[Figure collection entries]
—————
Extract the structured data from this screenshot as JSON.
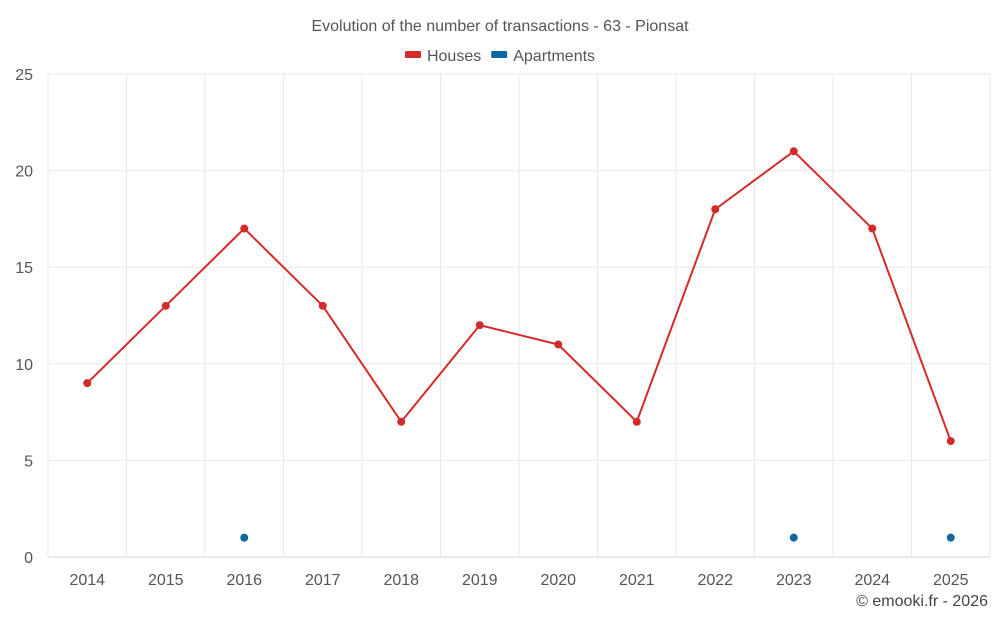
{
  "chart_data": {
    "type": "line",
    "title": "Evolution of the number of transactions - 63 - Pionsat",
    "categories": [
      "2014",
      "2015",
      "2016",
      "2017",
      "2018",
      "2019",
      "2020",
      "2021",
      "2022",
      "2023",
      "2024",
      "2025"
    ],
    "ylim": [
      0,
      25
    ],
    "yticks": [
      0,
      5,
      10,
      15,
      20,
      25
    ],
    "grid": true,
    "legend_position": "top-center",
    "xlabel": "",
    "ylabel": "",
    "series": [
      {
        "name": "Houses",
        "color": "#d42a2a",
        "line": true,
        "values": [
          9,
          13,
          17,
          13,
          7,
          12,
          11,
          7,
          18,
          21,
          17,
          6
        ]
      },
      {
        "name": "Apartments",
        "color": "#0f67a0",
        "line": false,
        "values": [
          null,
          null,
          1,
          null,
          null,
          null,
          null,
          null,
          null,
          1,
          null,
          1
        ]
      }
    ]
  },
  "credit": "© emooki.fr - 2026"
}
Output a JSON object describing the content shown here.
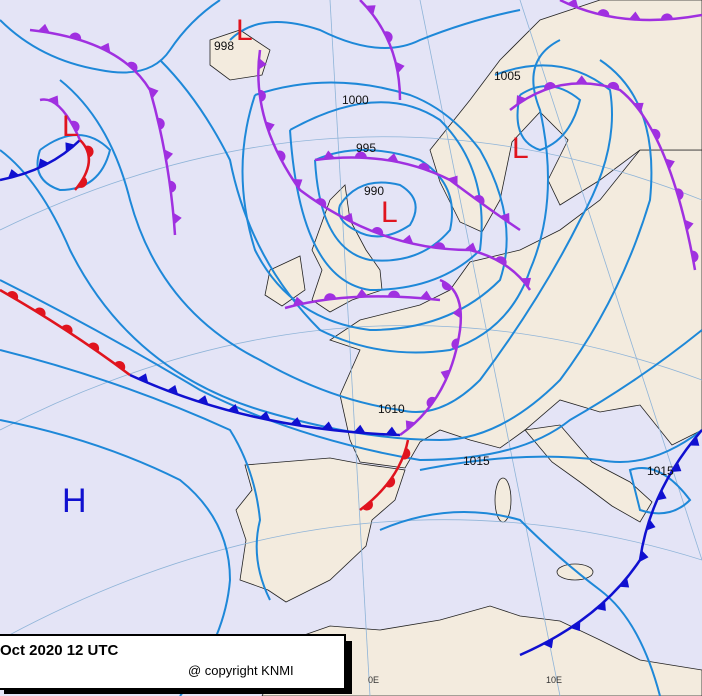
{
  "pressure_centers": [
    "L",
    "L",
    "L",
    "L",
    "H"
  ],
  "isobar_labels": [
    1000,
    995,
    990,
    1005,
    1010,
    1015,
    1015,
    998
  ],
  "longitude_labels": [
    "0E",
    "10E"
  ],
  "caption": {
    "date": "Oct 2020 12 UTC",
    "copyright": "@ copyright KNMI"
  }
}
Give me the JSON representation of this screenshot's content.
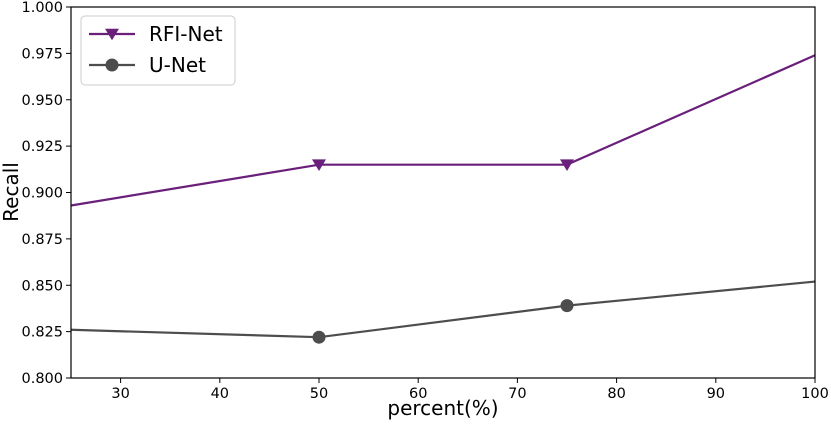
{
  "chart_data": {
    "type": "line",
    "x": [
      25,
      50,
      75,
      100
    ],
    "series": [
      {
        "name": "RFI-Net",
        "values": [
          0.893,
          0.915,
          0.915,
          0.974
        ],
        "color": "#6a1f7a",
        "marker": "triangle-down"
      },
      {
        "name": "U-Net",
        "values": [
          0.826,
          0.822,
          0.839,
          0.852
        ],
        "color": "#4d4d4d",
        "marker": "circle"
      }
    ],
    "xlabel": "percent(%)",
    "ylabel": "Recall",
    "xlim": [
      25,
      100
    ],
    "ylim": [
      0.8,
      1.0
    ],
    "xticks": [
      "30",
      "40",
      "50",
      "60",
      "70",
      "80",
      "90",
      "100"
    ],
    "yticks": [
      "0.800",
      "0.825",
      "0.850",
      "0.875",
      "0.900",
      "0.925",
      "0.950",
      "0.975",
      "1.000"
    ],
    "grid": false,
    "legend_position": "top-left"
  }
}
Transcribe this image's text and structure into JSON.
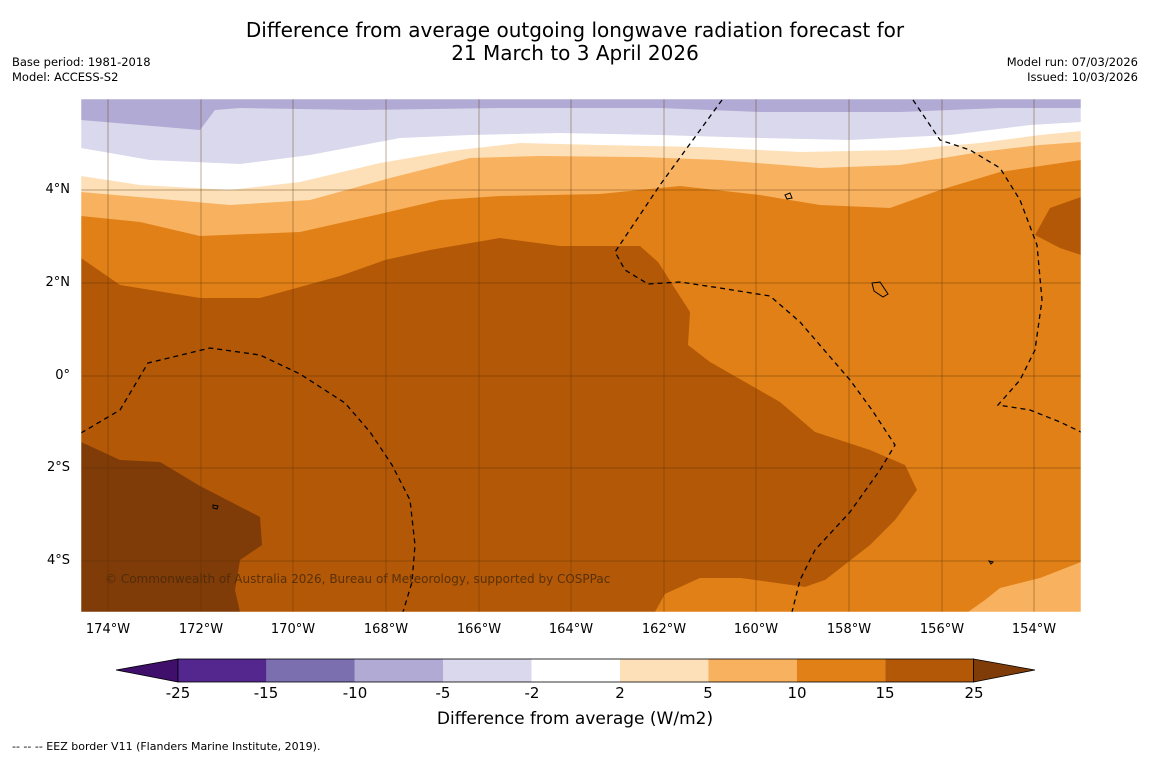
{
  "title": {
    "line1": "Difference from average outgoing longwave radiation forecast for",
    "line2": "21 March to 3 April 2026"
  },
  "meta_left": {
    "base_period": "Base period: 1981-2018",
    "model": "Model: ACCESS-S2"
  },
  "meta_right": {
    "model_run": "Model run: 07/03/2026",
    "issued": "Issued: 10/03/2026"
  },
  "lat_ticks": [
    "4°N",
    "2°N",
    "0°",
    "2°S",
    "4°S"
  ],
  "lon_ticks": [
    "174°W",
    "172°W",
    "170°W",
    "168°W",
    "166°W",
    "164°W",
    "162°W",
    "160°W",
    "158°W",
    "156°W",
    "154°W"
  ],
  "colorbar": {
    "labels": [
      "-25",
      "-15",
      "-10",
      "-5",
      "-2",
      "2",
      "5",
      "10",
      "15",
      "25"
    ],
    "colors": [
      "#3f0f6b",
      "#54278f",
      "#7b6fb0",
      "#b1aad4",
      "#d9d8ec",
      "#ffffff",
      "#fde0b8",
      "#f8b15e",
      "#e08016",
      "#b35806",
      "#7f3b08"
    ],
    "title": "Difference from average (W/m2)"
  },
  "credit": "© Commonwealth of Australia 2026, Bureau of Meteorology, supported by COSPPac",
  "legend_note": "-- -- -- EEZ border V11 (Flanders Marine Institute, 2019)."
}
—————
## Exercise aim
Return the material word for word. Pictures are not part of the copy.

## Output
Extract the structured data from this screenshot as JSON.
{
  "chart_data": {
    "type": "line",
    "title": "Evolution of the number of transactions - 63 - Pionsat",
    "categories": [
      "2014",
      "2015",
      "2016",
      "2017",
      "2018",
      "2019",
      "2020",
      "2021",
      "2022",
      "2023",
      "2024",
      "2025"
    ],
    "ylim": [
      0,
      25
    ],
    "yticks": [
      0,
      5,
      10,
      15,
      20,
      25
    ],
    "grid": true,
    "legend_position": "top-center",
    "xlabel": "",
    "ylabel": "",
    "series": [
      {
        "name": "Houses",
        "color": "#d42a2a",
        "line": true,
        "values": [
          9,
          13,
          17,
          13,
          7,
          12,
          11,
          7,
          18,
          21,
          17,
          6
        ]
      },
      {
        "name": "Apartments",
        "color": "#0f67a0",
        "line": false,
        "values": [
          null,
          null,
          1,
          null,
          null,
          null,
          null,
          null,
          null,
          1,
          null,
          1
        ]
      }
    ]
  },
  "credit": "© emooki.fr - 2026"
}
Output a JSON object describing the content shown here.
{
  "pressure_centers": [
    "L",
    "L",
    "L",
    "L",
    "H"
  ],
  "isobar_labels": [
    1000,
    995,
    990,
    1005,
    1010,
    1015,
    1015,
    998
  ],
  "longitude_labels": [
    "0E",
    "10E"
  ],
  "caption": {
    "date": "Oct 2020 12 UTC",
    "copyright": "@ copyright KNMI"
  }
}
Give me the JSON representation of this screenshot's content.
{
  "chart_data": {
    "type": "line",
    "x": [
      25,
      50,
      75,
      100
    ],
    "series": [
      {
        "name": "RFI-Net",
        "values": [
          0.893,
          0.915,
          0.915,
          0.974
        ],
        "color": "#6a1f7a",
        "marker": "triangle-down"
      },
      {
        "name": "U-Net",
        "values": [
          0.826,
          0.822,
          0.839,
          0.852
        ],
        "color": "#4d4d4d",
        "marker": "circle"
      }
    ],
    "xlabel": "percent(%)",
    "ylabel": "Recall",
    "xlim": [
      25,
      100
    ],
    "ylim": [
      0.8,
      1.0
    ],
    "xticks": [
      "30",
      "40",
      "50",
      "60",
      "70",
      "80",
      "90",
      "100"
    ],
    "yticks": [
      "0.800",
      "0.825",
      "0.850",
      "0.875",
      "0.900",
      "0.925",
      "0.950",
      "0.975",
      "1.000"
    ],
    "grid": false,
    "legend_position": "top-left"
  }
}
Transcribe this image's text and structure into JSON.
{
  "title": {
    "line1": "Difference from average outgoing longwave radiation forecast for",
    "line2": "21 March to 3 April 2026"
  },
  "meta_left": {
    "base_period": "Base period: 1981-2018",
    "model": "Model: ACCESS-S2"
  },
  "meta_right": {
    "model_run": "Model run: 07/03/2026",
    "issued": "Issued: 10/03/2026"
  },
  "lat_ticks": [
    "4°N",
    "2°N",
    "0°",
    "2°S",
    "4°S"
  ],
  "lon_ticks": [
    "174°W",
    "172°W",
    "170°W",
    "168°W",
    "166°W",
    "164°W",
    "162°W",
    "160°W",
    "158°W",
    "156°W",
    "154°W"
  ],
  "colorbar": {
    "labels": [
      "-25",
      "-15",
      "-10",
      "-5",
      "-2",
      "2",
      "5",
      "10",
      "15",
      "25"
    ],
    "colors": [
      "#3f0f6b",
      "#54278f",
      "#7b6fb0",
      "#b1aad4",
      "#d9d8ec",
      "#ffffff",
      "#fde0b8",
      "#f8b15e",
      "#e08016",
      "#b35806",
      "#7f3b08"
    ],
    "title": "Difference from average (W/m2)"
  },
  "credit": "© Commonwealth of Australia 2026, Bureau of Meteorology, supported by COSPPac",
  "legend_note": "-- -- -- EEZ border V11 (Flanders Marine Institute, 2019)."
}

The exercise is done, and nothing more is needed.